RECORDS FOR THE TASK »
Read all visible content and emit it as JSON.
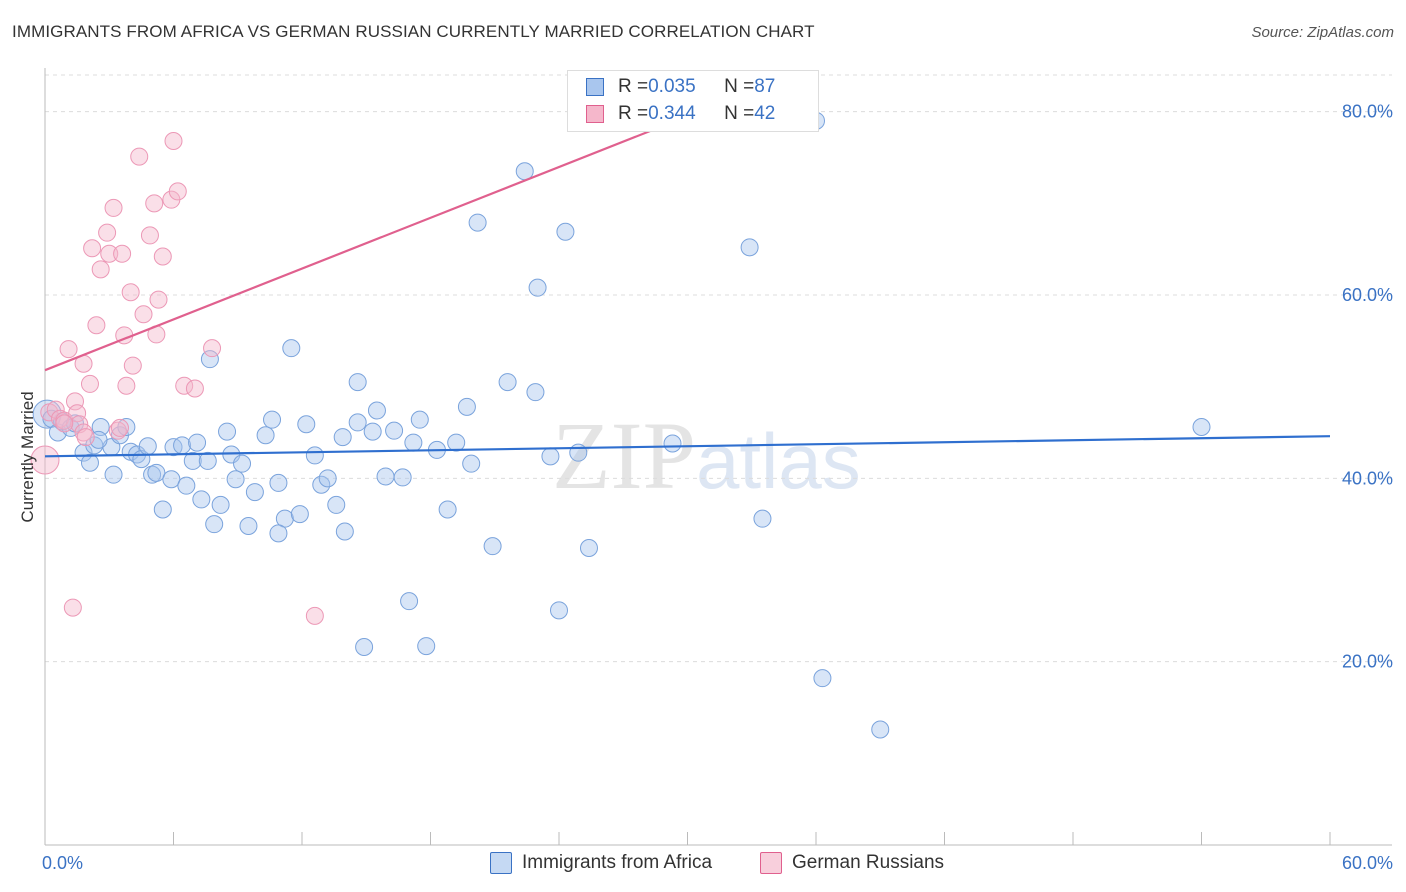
{
  "title": "IMMIGRANTS FROM AFRICA VS GERMAN RUSSIAN CURRENTLY MARRIED CORRELATION CHART",
  "source": "Source: ZipAtlas.com",
  "watermark": {
    "zip": "ZIP",
    "atlas": "atlas"
  },
  "colors": {
    "blue": "#3a72c4",
    "blue_fill": "#a9c6ee",
    "pink": "#e0608e",
    "pink_fill": "#f5b7cb"
  },
  "legend": {
    "rows": [
      {
        "r_label": "R = ",
        "r_value": "0.035",
        "n_label": "N = ",
        "n_value": "87"
      },
      {
        "r_label": "R = ",
        "r_value": "0.344",
        "n_label": "N = ",
        "n_value": "42"
      }
    ]
  },
  "bottom_legend": {
    "series1": "Immigrants from Africa",
    "series2": "German Russians"
  },
  "chart_data": {
    "type": "scatter",
    "title": "IMMIGRANTS FROM AFRICA VS GERMAN RUSSIAN CURRENTLY MARRIED CORRELATION CHART",
    "xlabel": "",
    "ylabel": "Currently Married",
    "xlim": [
      0,
      60
    ],
    "ylim": [
      0,
      84
    ],
    "x_tick_labels": [
      "0.0%",
      "60.0%"
    ],
    "y_ticks": [
      20,
      40,
      60,
      80
    ],
    "y_tick_labels": [
      "20.0%",
      "40.0%",
      "60.0%",
      "80.0%"
    ],
    "series": [
      {
        "name": "Immigrants from Africa",
        "r": 0.035,
        "n": 87,
        "trend": [
          [
            0,
            42.4
          ],
          [
            60,
            44.6
          ]
        ],
        "points": [
          [
            0.1,
            47.0
          ],
          [
            0.3,
            46.5
          ],
          [
            0.6,
            45.0
          ],
          [
            0.8,
            46.2
          ],
          [
            1.2,
            45.5
          ],
          [
            1.8,
            42.8
          ],
          [
            2.1,
            41.7
          ],
          [
            2.3,
            43.6
          ],
          [
            2.6,
            45.6
          ],
          [
            3.1,
            43.4
          ],
          [
            3.2,
            40.4
          ],
          [
            3.5,
            44.7
          ],
          [
            3.8,
            45.6
          ],
          [
            4.0,
            42.9
          ],
          [
            4.3,
            42.6
          ],
          [
            4.5,
            42.1
          ],
          [
            4.8,
            43.5
          ],
          [
            5.0,
            40.4
          ],
          [
            5.2,
            40.6
          ],
          [
            5.5,
            36.6
          ],
          [
            5.9,
            39.9
          ],
          [
            6.0,
            43.4
          ],
          [
            6.4,
            43.6
          ],
          [
            6.6,
            39.2
          ],
          [
            6.9,
            41.9
          ],
          [
            7.1,
            43.9
          ],
          [
            7.3,
            37.7
          ],
          [
            7.6,
            41.9
          ],
          [
            7.9,
            35.0
          ],
          [
            8.2,
            37.1
          ],
          [
            8.5,
            45.1
          ],
          [
            8.7,
            42.6
          ],
          [
            8.9,
            39.9
          ],
          [
            9.2,
            41.6
          ],
          [
            9.5,
            34.8
          ],
          [
            9.8,
            38.5
          ],
          [
            10.3,
            44.7
          ],
          [
            10.6,
            46.4
          ],
          [
            10.9,
            39.5
          ],
          [
            11.2,
            35.6
          ],
          [
            11.5,
            54.2
          ],
          [
            11.9,
            36.1
          ],
          [
            12.2,
            45.9
          ],
          [
            12.6,
            42.5
          ],
          [
            12.9,
            39.3
          ],
          [
            13.2,
            40.0
          ],
          [
            13.6,
            37.1
          ],
          [
            13.9,
            44.5
          ],
          [
            14.0,
            34.2
          ],
          [
            14.6,
            46.1
          ],
          [
            14.6,
            50.5
          ],
          [
            15.3,
            45.1
          ],
          [
            15.5,
            47.4
          ],
          [
            15.9,
            40.2
          ],
          [
            16.3,
            45.2
          ],
          [
            16.7,
            40.1
          ],
          [
            17.0,
            26.6
          ],
          [
            17.2,
            43.9
          ],
          [
            17.5,
            46.4
          ],
          [
            17.8,
            21.7
          ],
          [
            18.3,
            43.1
          ],
          [
            18.8,
            36.6
          ],
          [
            19.2,
            43.9
          ],
          [
            19.7,
            47.8
          ],
          [
            19.9,
            41.6
          ],
          [
            20.2,
            67.9
          ],
          [
            20.9,
            32.6
          ],
          [
            21.6,
            50.5
          ],
          [
            22.4,
            73.5
          ],
          [
            22.9,
            49.4
          ],
          [
            23.0,
            60.8
          ],
          [
            23.6,
            42.4
          ],
          [
            24.0,
            25.6
          ],
          [
            24.3,
            66.9
          ],
          [
            24.9,
            42.8
          ],
          [
            25.4,
            32.4
          ],
          [
            29.3,
            43.8
          ],
          [
            32.9,
            65.2
          ],
          [
            33.5,
            35.6
          ],
          [
            36.0,
            79.0
          ],
          [
            36.3,
            18.2
          ],
          [
            39.0,
            12.6
          ],
          [
            54.0,
            45.6
          ],
          [
            14.9,
            21.6
          ],
          [
            7.7,
            53.0
          ],
          [
            10.9,
            34.0
          ],
          [
            1.4,
            46.0
          ],
          [
            2.5,
            44.2
          ]
        ]
      },
      {
        "name": "German Russians",
        "r": 0.344,
        "n": 42,
        "trend": [
          [
            0,
            51.8
          ],
          [
            30,
            79.5
          ]
        ],
        "points": [
          [
            0.0,
            42.0
          ],
          [
            0.2,
            47.2
          ],
          [
            0.5,
            47.5
          ],
          [
            0.7,
            46.5
          ],
          [
            0.9,
            46.3
          ],
          [
            1.1,
            54.1
          ],
          [
            1.3,
            25.9
          ],
          [
            1.4,
            48.4
          ],
          [
            1.5,
            47.1
          ],
          [
            1.6,
            45.9
          ],
          [
            1.8,
            45.0
          ],
          [
            1.8,
            52.5
          ],
          [
            2.1,
            50.3
          ],
          [
            2.2,
            65.1
          ],
          [
            2.4,
            56.7
          ],
          [
            2.6,
            62.8
          ],
          [
            2.9,
            66.8
          ],
          [
            3.0,
            64.5
          ],
          [
            3.2,
            69.5
          ],
          [
            3.4,
            45.2
          ],
          [
            3.6,
            64.5
          ],
          [
            3.7,
            55.6
          ],
          [
            3.8,
            50.1
          ],
          [
            4.0,
            60.3
          ],
          [
            4.1,
            52.3
          ],
          [
            4.4,
            75.1
          ],
          [
            4.6,
            57.9
          ],
          [
            4.9,
            66.5
          ],
          [
            5.1,
            70.0
          ],
          [
            5.2,
            55.7
          ],
          [
            5.3,
            59.5
          ],
          [
            5.5,
            64.2
          ],
          [
            5.9,
            70.4
          ],
          [
            6.0,
            76.8
          ],
          [
            6.2,
            71.3
          ],
          [
            6.5,
            50.1
          ],
          [
            7.0,
            49.8
          ],
          [
            7.8,
            54.2
          ],
          [
            12.6,
            25.0
          ],
          [
            0.9,
            46.0
          ],
          [
            1.9,
            44.5
          ],
          [
            3.5,
            45.5
          ]
        ]
      }
    ]
  }
}
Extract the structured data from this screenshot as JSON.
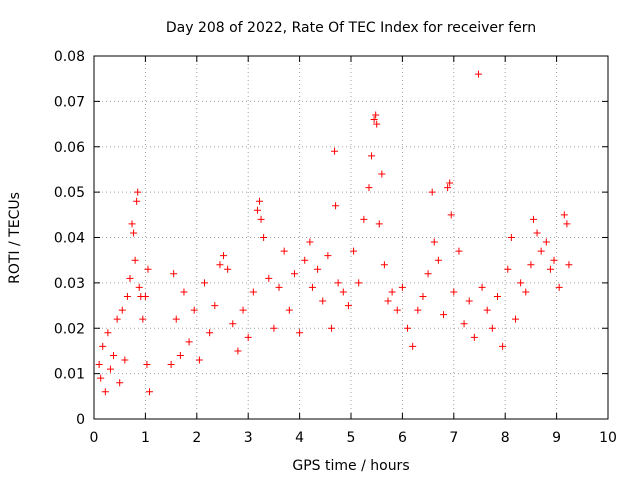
{
  "chart_data": {
    "type": "scatter",
    "title": "Day 208 of 2022, Rate Of TEC Index for receiver fern",
    "xlabel": "GPS time / hours",
    "ylabel": "ROTI / TECUs",
    "xlim": [
      0,
      10
    ],
    "ylim": [
      0,
      0.08
    ],
    "x_ticks": [
      "0",
      "1",
      "2",
      "3",
      "4",
      "5",
      "6",
      "7",
      "8",
      "9",
      "10"
    ],
    "y_ticks": [
      "0",
      "0.01",
      "0.02",
      "0.03",
      "0.04",
      "0.05",
      "0.06",
      "0.07",
      "0.08"
    ],
    "grid": true,
    "marker": "+",
    "color": "#ff0000",
    "series": [
      {
        "values": [
          [
            0.1,
            0.012
          ],
          [
            0.13,
            0.009
          ],
          [
            0.17,
            0.016
          ],
          [
            0.22,
            0.006
          ],
          [
            0.27,
            0.019
          ],
          [
            0.32,
            0.011
          ],
          [
            0.38,
            0.014
          ],
          [
            0.45,
            0.022
          ],
          [
            0.5,
            0.008
          ],
          [
            0.55,
            0.024
          ],
          [
            0.6,
            0.013
          ],
          [
            0.65,
            0.027
          ],
          [
            0.7,
            0.031
          ],
          [
            0.74,
            0.043
          ],
          [
            0.77,
            0.041
          ],
          [
            0.8,
            0.035
          ],
          [
            0.83,
            0.048
          ],
          [
            0.85,
            0.05
          ],
          [
            0.88,
            0.029
          ],
          [
            0.91,
            0.027
          ],
          [
            0.95,
            0.022
          ],
          [
            1.0,
            0.027
          ],
          [
            1.03,
            0.012
          ],
          [
            1.05,
            0.033
          ],
          [
            1.08,
            0.006
          ],
          [
            1.5,
            0.012
          ],
          [
            1.55,
            0.032
          ],
          [
            1.6,
            0.022
          ],
          [
            1.68,
            0.014
          ],
          [
            1.75,
            0.028
          ],
          [
            1.85,
            0.017
          ],
          [
            1.95,
            0.024
          ],
          [
            2.05,
            0.013
          ],
          [
            2.15,
            0.03
          ],
          [
            2.25,
            0.019
          ],
          [
            2.35,
            0.025
          ],
          [
            2.45,
            0.034
          ],
          [
            2.52,
            0.036
          ],
          [
            2.6,
            0.033
          ],
          [
            2.7,
            0.021
          ],
          [
            2.8,
            0.015
          ],
          [
            2.9,
            0.024
          ],
          [
            3.0,
            0.018
          ],
          [
            3.1,
            0.028
          ],
          [
            3.18,
            0.046
          ],
          [
            3.22,
            0.048
          ],
          [
            3.25,
            0.044
          ],
          [
            3.3,
            0.04
          ],
          [
            3.4,
            0.031
          ],
          [
            3.5,
            0.02
          ],
          [
            3.6,
            0.029
          ],
          [
            3.7,
            0.037
          ],
          [
            3.8,
            0.024
          ],
          [
            3.9,
            0.032
          ],
          [
            4.0,
            0.019
          ],
          [
            4.1,
            0.035
          ],
          [
            4.2,
            0.039
          ],
          [
            4.25,
            0.029
          ],
          [
            4.35,
            0.033
          ],
          [
            4.45,
            0.026
          ],
          [
            4.55,
            0.036
          ],
          [
            4.62,
            0.02
          ],
          [
            4.68,
            0.059
          ],
          [
            4.7,
            0.047
          ],
          [
            4.75,
            0.03
          ],
          [
            4.85,
            0.028
          ],
          [
            4.95,
            0.025
          ],
          [
            5.05,
            0.037
          ],
          [
            5.15,
            0.03
          ],
          [
            5.25,
            0.044
          ],
          [
            5.35,
            0.051
          ],
          [
            5.4,
            0.058
          ],
          [
            5.45,
            0.066
          ],
          [
            5.48,
            0.067
          ],
          [
            5.5,
            0.065
          ],
          [
            5.55,
            0.043
          ],
          [
            5.6,
            0.054
          ],
          [
            5.65,
            0.034
          ],
          [
            5.72,
            0.026
          ],
          [
            5.8,
            0.028
          ],
          [
            5.9,
            0.024
          ],
          [
            6.0,
            0.029
          ],
          [
            6.1,
            0.02
          ],
          [
            6.2,
            0.016
          ],
          [
            6.3,
            0.024
          ],
          [
            6.4,
            0.027
          ],
          [
            6.5,
            0.032
          ],
          [
            6.58,
            0.05
          ],
          [
            6.62,
            0.039
          ],
          [
            6.7,
            0.035
          ],
          [
            6.8,
            0.023
          ],
          [
            6.88,
            0.051
          ],
          [
            6.92,
            0.052
          ],
          [
            6.95,
            0.045
          ],
          [
            7.0,
            0.028
          ],
          [
            7.1,
            0.037
          ],
          [
            7.2,
            0.021
          ],
          [
            7.3,
            0.026
          ],
          [
            7.4,
            0.018
          ],
          [
            7.48,
            0.076
          ],
          [
            7.55,
            0.029
          ],
          [
            7.65,
            0.024
          ],
          [
            7.75,
            0.02
          ],
          [
            7.85,
            0.027
          ],
          [
            7.95,
            0.016
          ],
          [
            8.05,
            0.033
          ],
          [
            8.12,
            0.04
          ],
          [
            8.2,
            0.022
          ],
          [
            8.3,
            0.03
          ],
          [
            8.4,
            0.028
          ],
          [
            8.5,
            0.034
          ],
          [
            8.55,
            0.044
          ],
          [
            8.62,
            0.041
          ],
          [
            8.7,
            0.037
          ],
          [
            8.8,
            0.039
          ],
          [
            8.88,
            0.033
          ],
          [
            8.95,
            0.035
          ],
          [
            9.05,
            0.029
          ],
          [
            9.15,
            0.045
          ],
          [
            9.2,
            0.043
          ],
          [
            9.24,
            0.034
          ]
        ]
      }
    ]
  }
}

WORK TO COMPLETE » Sift through the entries and copy every line with "ylabel".

FINAL RESULT »
    "ylabel": "Currently Married",
    "ylabel": "ROTI / TECUs",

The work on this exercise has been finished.